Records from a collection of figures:
○ ○ ○

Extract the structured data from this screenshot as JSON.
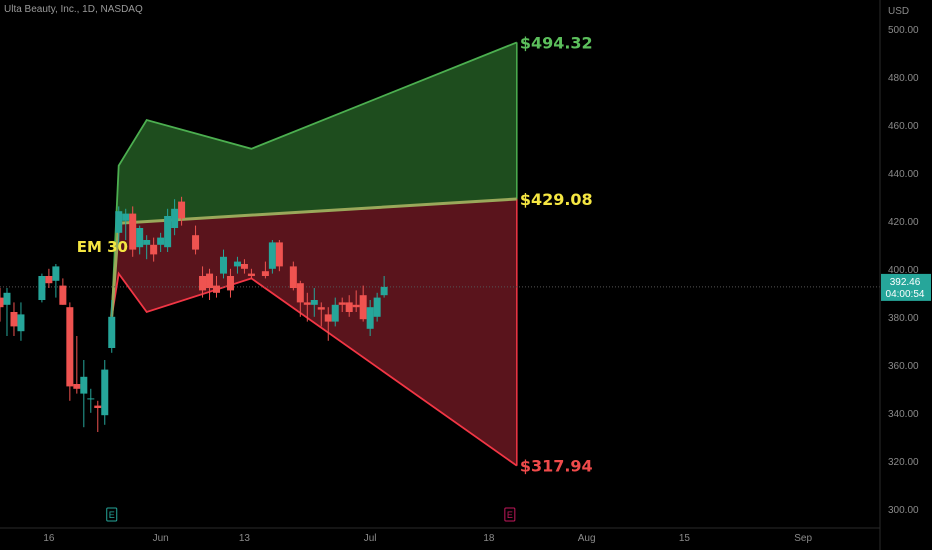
{
  "title": "Ulta Beauty, Inc., 1D, NASDAQ",
  "chart_data": {
    "type": "candlestick",
    "currency_label": "USD",
    "ylim": [
      292,
      512
    ],
    "y_ticks": [
      "500.00",
      "480.00",
      "460.00",
      "440.00",
      "420.00",
      "400.00",
      "380.00",
      "360.00",
      "340.00",
      "320.00",
      "300.00"
    ],
    "x_ticks": [
      {
        "label": "16",
        "day": 0
      },
      {
        "label": "Jun",
        "day": 16
      },
      {
        "label": "13",
        "day": 28
      },
      {
        "label": "Jul",
        "day": 46
      },
      {
        "label": "18",
        "day": 63
      },
      {
        "label": "Aug",
        "day": 77
      },
      {
        "label": "15",
        "day": 91
      },
      {
        "label": "Sep",
        "day": 108
      }
    ],
    "x_range": [
      -7,
      119
    ],
    "current_price": {
      "label": "392.46",
      "countdown": "04:00:54",
      "value": 392.46,
      "color": "#26a69a"
    },
    "candles": [
      {
        "d": -7,
        "o": 388,
        "h": 392,
        "l": 378,
        "c": 384
      },
      {
        "d": -6,
        "o": 385,
        "h": 392,
        "l": 372,
        "c": 390
      },
      {
        "d": -5,
        "o": 382,
        "h": 386,
        "l": 372,
        "c": 376
      },
      {
        "d": -4,
        "o": 374,
        "h": 386,
        "l": 370,
        "c": 381
      },
      {
        "d": -1,
        "o": 387,
        "h": 398,
        "l": 386,
        "c": 397
      },
      {
        "d": 0,
        "o": 397,
        "h": 400,
        "l": 392,
        "c": 394
      },
      {
        "d": 1,
        "o": 395,
        "h": 402,
        "l": 388,
        "c": 401
      },
      {
        "d": 2,
        "o": 393,
        "h": 396,
        "l": 385,
        "c": 385
      },
      {
        "d": 3,
        "o": 384,
        "h": 386,
        "l": 345,
        "c": 351
      },
      {
        "d": 4,
        "o": 352,
        "h": 372,
        "l": 348,
        "c": 350
      },
      {
        "d": 5,
        "o": 348,
        "h": 362,
        "l": 334,
        "c": 355
      },
      {
        "d": 6,
        "o": 346,
        "h": 350,
        "l": 340,
        "c": 346
      },
      {
        "d": 7,
        "o": 343,
        "h": 345,
        "l": 332,
        "c": 342
      },
      {
        "d": 8,
        "o": 339,
        "h": 362,
        "l": 335,
        "c": 358
      },
      {
        "d": 9,
        "o": 367,
        "h": 387,
        "l": 365,
        "c": 380
      },
      {
        "d": 10,
        "o": 415,
        "h": 426,
        "l": 410,
        "c": 424
      },
      {
        "d": 11,
        "o": 420,
        "h": 425,
        "l": 412,
        "c": 423
      },
      {
        "d": 12,
        "o": 423,
        "h": 426,
        "l": 405,
        "c": 408
      },
      {
        "d": 13,
        "o": 409,
        "h": 418,
        "l": 406,
        "c": 417
      },
      {
        "d": 14,
        "o": 410,
        "h": 414,
        "l": 404,
        "c": 412
      },
      {
        "d": 15,
        "o": 410,
        "h": 413,
        "l": 403,
        "c": 406
      },
      {
        "d": 16,
        "o": 410,
        "h": 415,
        "l": 407,
        "c": 413
      },
      {
        "d": 17,
        "o": 409,
        "h": 425,
        "l": 407,
        "c": 422
      },
      {
        "d": 18,
        "o": 417,
        "h": 429,
        "l": 414,
        "c": 425
      },
      {
        "d": 19,
        "o": 428,
        "h": 430,
        "l": 418,
        "c": 421
      },
      {
        "d": 21,
        "o": 414,
        "h": 418,
        "l": 406,
        "c": 408
      },
      {
        "d": 22,
        "o": 397,
        "h": 401,
        "l": 388,
        "c": 391
      },
      {
        "d": 23,
        "o": 398,
        "h": 400,
        "l": 387,
        "c": 392
      },
      {
        "d": 24,
        "o": 393,
        "h": 397,
        "l": 388,
        "c": 390
      },
      {
        "d": 25,
        "o": 398,
        "h": 408,
        "l": 396,
        "c": 405
      },
      {
        "d": 26,
        "o": 397,
        "h": 400,
        "l": 388,
        "c": 391
      },
      {
        "d": 27,
        "o": 401,
        "h": 405,
        "l": 398,
        "c": 403
      },
      {
        "d": 28,
        "o": 402,
        "h": 404,
        "l": 398,
        "c": 400
      },
      {
        "d": 29,
        "o": 398,
        "h": 400,
        "l": 396,
        "c": 397
      },
      {
        "d": 31,
        "o": 399,
        "h": 403,
        "l": 396,
        "c": 397
      },
      {
        "d": 32,
        "o": 400,
        "h": 412,
        "l": 398,
        "c": 411
      },
      {
        "d": 33,
        "o": 411,
        "h": 412,
        "l": 399,
        "c": 401
      },
      {
        "d": 35,
        "o": 401,
        "h": 403,
        "l": 391,
        "c": 392
      },
      {
        "d": 36,
        "o": 394,
        "h": 395,
        "l": 380,
        "c": 386
      },
      {
        "d": 37,
        "o": 386,
        "h": 390,
        "l": 378,
        "c": 385
      },
      {
        "d": 38,
        "o": 385,
        "h": 392,
        "l": 380,
        "c": 387
      },
      {
        "d": 39,
        "o": 384,
        "h": 386,
        "l": 376,
        "c": 383
      },
      {
        "d": 40,
        "o": 381,
        "h": 384,
        "l": 370,
        "c": 378
      },
      {
        "d": 41,
        "o": 378,
        "h": 388,
        "l": 376,
        "c": 385
      },
      {
        "d": 42,
        "o": 386,
        "h": 388,
        "l": 382,
        "c": 385
      },
      {
        "d": 43,
        "o": 386,
        "h": 389,
        "l": 380,
        "c": 382
      },
      {
        "d": 44,
        "o": 385,
        "h": 391,
        "l": 382,
        "c": 384
      },
      {
        "d": 45,
        "o": 389,
        "h": 393,
        "l": 378,
        "c": 379
      },
      {
        "d": 46,
        "o": 375,
        "h": 387,
        "l": 372,
        "c": 384
      },
      {
        "d": 47,
        "o": 380,
        "h": 390,
        "l": 378,
        "c": 388
      },
      {
        "d": 48,
        "o": 389,
        "h": 397,
        "l": 388,
        "c": 392.46
      }
    ],
    "expected_move": {
      "label": "EM 30",
      "label_color": "#f5e642",
      "upper_band": [
        [
          9,
          380
        ],
        [
          10,
          443
        ],
        [
          14,
          462
        ],
        [
          29,
          450
        ],
        [
          67,
          494.32
        ]
      ],
      "mid_band": [
        [
          9,
          380
        ],
        [
          10,
          419
        ],
        [
          67,
          429.08
        ]
      ],
      "lower_band": [
        [
          9,
          380
        ],
        [
          10,
          398
        ],
        [
          14,
          382
        ],
        [
          29,
          396
        ],
        [
          67,
          317.94
        ]
      ],
      "levels": [
        {
          "label": "$494.32",
          "value": 494.32,
          "color": "#5cbf5c"
        },
        {
          "label": "$429.08",
          "value": 429.08,
          "color": "#f5e642"
        },
        {
          "label": "$317.94",
          "value": 317.94,
          "color": "#ef4b4b"
        }
      ],
      "upper_fill": "#1e4d1e",
      "lower_fill": "#5a141c",
      "upper_line": "#4caf50",
      "mid_line": "#9aa85a",
      "lower_line": "#f23645"
    },
    "earnings_markers": [
      {
        "label": "E",
        "day": 9,
        "color": "#26a69a"
      },
      {
        "label": "E",
        "day": 66,
        "color": "#c2185b"
      }
    ],
    "colors": {
      "up": "#26a69a",
      "down": "#ef5350"
    }
  }
}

○ ○ ○

### WHAT THIS TASK INVOLVES
Extract the full listing above verbatim; pictures are to be left out of the copy.

### RESULT OF THE EXERCISE
Extract the structured data from this screenshot as JSON.
{
  "title": "Ulta Beauty, Inc., 1D, NASDAQ",
  "chart_data": {
    "type": "candlestick",
    "currency_label": "USD",
    "ylim": [
      292,
      512
    ],
    "y_ticks": [
      "500.00",
      "480.00",
      "460.00",
      "440.00",
      "420.00",
      "400.00",
      "380.00",
      "360.00",
      "340.00",
      "320.00",
      "300.00"
    ],
    "x_ticks": [
      {
        "label": "16",
        "day": 0
      },
      {
        "label": "Jun",
        "day": 16
      },
      {
        "label": "13",
        "day": 28
      },
      {
        "label": "Jul",
        "day": 46
      },
      {
        "label": "18",
        "day": 63
      },
      {
        "label": "Aug",
        "day": 77
      },
      {
        "label": "15",
        "day": 91
      },
      {
        "label": "Sep",
        "day": 108
      }
    ],
    "x_range": [
      -7,
      119
    ],
    "current_price": {
      "label": "392.46",
      "countdown": "04:00:54",
      "value": 392.46,
      "color": "#26a69a"
    },
    "candles": [
      {
        "d": -7,
        "o": 388,
        "h": 392,
        "l": 378,
        "c": 384
      },
      {
        "d": -6,
        "o": 385,
        "h": 392,
        "l": 372,
        "c": 390
      },
      {
        "d": -5,
        "o": 382,
        "h": 386,
        "l": 372,
        "c": 376
      },
      {
        "d": -4,
        "o": 374,
        "h": 386,
        "l": 370,
        "c": 381
      },
      {
        "d": -1,
        "o": 387,
        "h": 398,
        "l": 386,
        "c": 397
      },
      {
        "d": 0,
        "o": 397,
        "h": 400,
        "l": 392,
        "c": 394
      },
      {
        "d": 1,
        "o": 395,
        "h": 402,
        "l": 388,
        "c": 401
      },
      {
        "d": 2,
        "o": 393,
        "h": 396,
        "l": 385,
        "c": 385
      },
      {
        "d": 3,
        "o": 384,
        "h": 386,
        "l": 345,
        "c": 351
      },
      {
        "d": 4,
        "o": 352,
        "h": 372,
        "l": 348,
        "c": 350
      },
      {
        "d": 5,
        "o": 348,
        "h": 362,
        "l": 334,
        "c": 355
      },
      {
        "d": 6,
        "o": 346,
        "h": 350,
        "l": 340,
        "c": 346
      },
      {
        "d": 7,
        "o": 343,
        "h": 345,
        "l": 332,
        "c": 342
      },
      {
        "d": 8,
        "o": 339,
        "h": 362,
        "l": 335,
        "c": 358
      },
      {
        "d": 9,
        "o": 367,
        "h": 387,
        "l": 365,
        "c": 380
      },
      {
        "d": 10,
        "o": 415,
        "h": 426,
        "l": 410,
        "c": 424
      },
      {
        "d": 11,
        "o": 420,
        "h": 425,
        "l": 412,
        "c": 423
      },
      {
        "d": 12,
        "o": 423,
        "h": 426,
        "l": 405,
        "c": 408
      },
      {
        "d": 13,
        "o": 409,
        "h": 418,
        "l": 406,
        "c": 417
      },
      {
        "d": 14,
        "o": 410,
        "h": 414,
        "l": 404,
        "c": 412
      },
      {
        "d": 15,
        "o": 410,
        "h": 413,
        "l": 403,
        "c": 406
      },
      {
        "d": 16,
        "o": 410,
        "h": 415,
        "l": 407,
        "c": 413
      },
      {
        "d": 17,
        "o": 409,
        "h": 425,
        "l": 407,
        "c": 422
      },
      {
        "d": 18,
        "o": 417,
        "h": 429,
        "l": 414,
        "c": 425
      },
      {
        "d": 19,
        "o": 428,
        "h": 430,
        "l": 418,
        "c": 421
      },
      {
        "d": 21,
        "o": 414,
        "h": 418,
        "l": 406,
        "c": 408
      },
      {
        "d": 22,
        "o": 397,
        "h": 401,
        "l": 388,
        "c": 391
      },
      {
        "d": 23,
        "o": 398,
        "h": 400,
        "l": 387,
        "c": 392
      },
      {
        "d": 24,
        "o": 393,
        "h": 397,
        "l": 388,
        "c": 390
      },
      {
        "d": 25,
        "o": 398,
        "h": 408,
        "l": 396,
        "c": 405
      },
      {
        "d": 26,
        "o": 397,
        "h": 400,
        "l": 388,
        "c": 391
      },
      {
        "d": 27,
        "o": 401,
        "h": 405,
        "l": 398,
        "c": 403
      },
      {
        "d": 28,
        "o": 402,
        "h": 404,
        "l": 398,
        "c": 400
      },
      {
        "d": 29,
        "o": 398,
        "h": 400,
        "l": 396,
        "c": 397
      },
      {
        "d": 31,
        "o": 399,
        "h": 403,
        "l": 396,
        "c": 397
      },
      {
        "d": 32,
        "o": 400,
        "h": 412,
        "l": 398,
        "c": 411
      },
      {
        "d": 33,
        "o": 411,
        "h": 412,
        "l": 399,
        "c": 401
      },
      {
        "d": 35,
        "o": 401,
        "h": 403,
        "l": 391,
        "c": 392
      },
      {
        "d": 36,
        "o": 394,
        "h": 395,
        "l": 380,
        "c": 386
      },
      {
        "d": 37,
        "o": 386,
        "h": 390,
        "l": 378,
        "c": 385
      },
      {
        "d": 38,
        "o": 385,
        "h": 392,
        "l": 380,
        "c": 387
      },
      {
        "d": 39,
        "o": 384,
        "h": 386,
        "l": 376,
        "c": 383
      },
      {
        "d": 40,
        "o": 381,
        "h": 384,
        "l": 370,
        "c": 378
      },
      {
        "d": 41,
        "o": 378,
        "h": 388,
        "l": 376,
        "c": 385
      },
      {
        "d": 42,
        "o": 386,
        "h": 388,
        "l": 382,
        "c": 385
      },
      {
        "d": 43,
        "o": 386,
        "h": 389,
        "l": 380,
        "c": 382
      },
      {
        "d": 44,
        "o": 385,
        "h": 391,
        "l": 382,
        "c": 384
      },
      {
        "d": 45,
        "o": 389,
        "h": 393,
        "l": 378,
        "c": 379
      },
      {
        "d": 46,
        "o": 375,
        "h": 387,
        "l": 372,
        "c": 384
      },
      {
        "d": 47,
        "o": 380,
        "h": 390,
        "l": 378,
        "c": 388
      },
      {
        "d": 48,
        "o": 389,
        "h": 397,
        "l": 388,
        "c": 392.46
      }
    ],
    "expected_move": {
      "label": "EM 30",
      "label_color": "#f5e642",
      "upper_band": [
        [
          9,
          380
        ],
        [
          10,
          443
        ],
        [
          14,
          462
        ],
        [
          29,
          450
        ],
        [
          67,
          494.32
        ]
      ],
      "mid_band": [
        [
          9,
          380
        ],
        [
          10,
          419
        ],
        [
          67,
          429.08
        ]
      ],
      "lower_band": [
        [
          9,
          380
        ],
        [
          10,
          398
        ],
        [
          14,
          382
        ],
        [
          29,
          396
        ],
        [
          67,
          317.94
        ]
      ],
      "levels": [
        {
          "label": "$494.32",
          "value": 494.32,
          "color": "#5cbf5c"
        },
        {
          "label": "$429.08",
          "value": 429.08,
          "color": "#f5e642"
        },
        {
          "label": "$317.94",
          "value": 317.94,
          "color": "#ef4b4b"
        }
      ],
      "upper_fill": "#1e4d1e",
      "lower_fill": "#5a141c",
      "upper_line": "#4caf50",
      "mid_line": "#9aa85a",
      "lower_line": "#f23645"
    },
    "earnings_markers": [
      {
        "label": "E",
        "day": 9,
        "color": "#26a69a"
      },
      {
        "label": "E",
        "day": 66,
        "color": "#c2185b"
      }
    ],
    "colors": {
      "up": "#26a69a",
      "down": "#ef5350"
    }
  }
}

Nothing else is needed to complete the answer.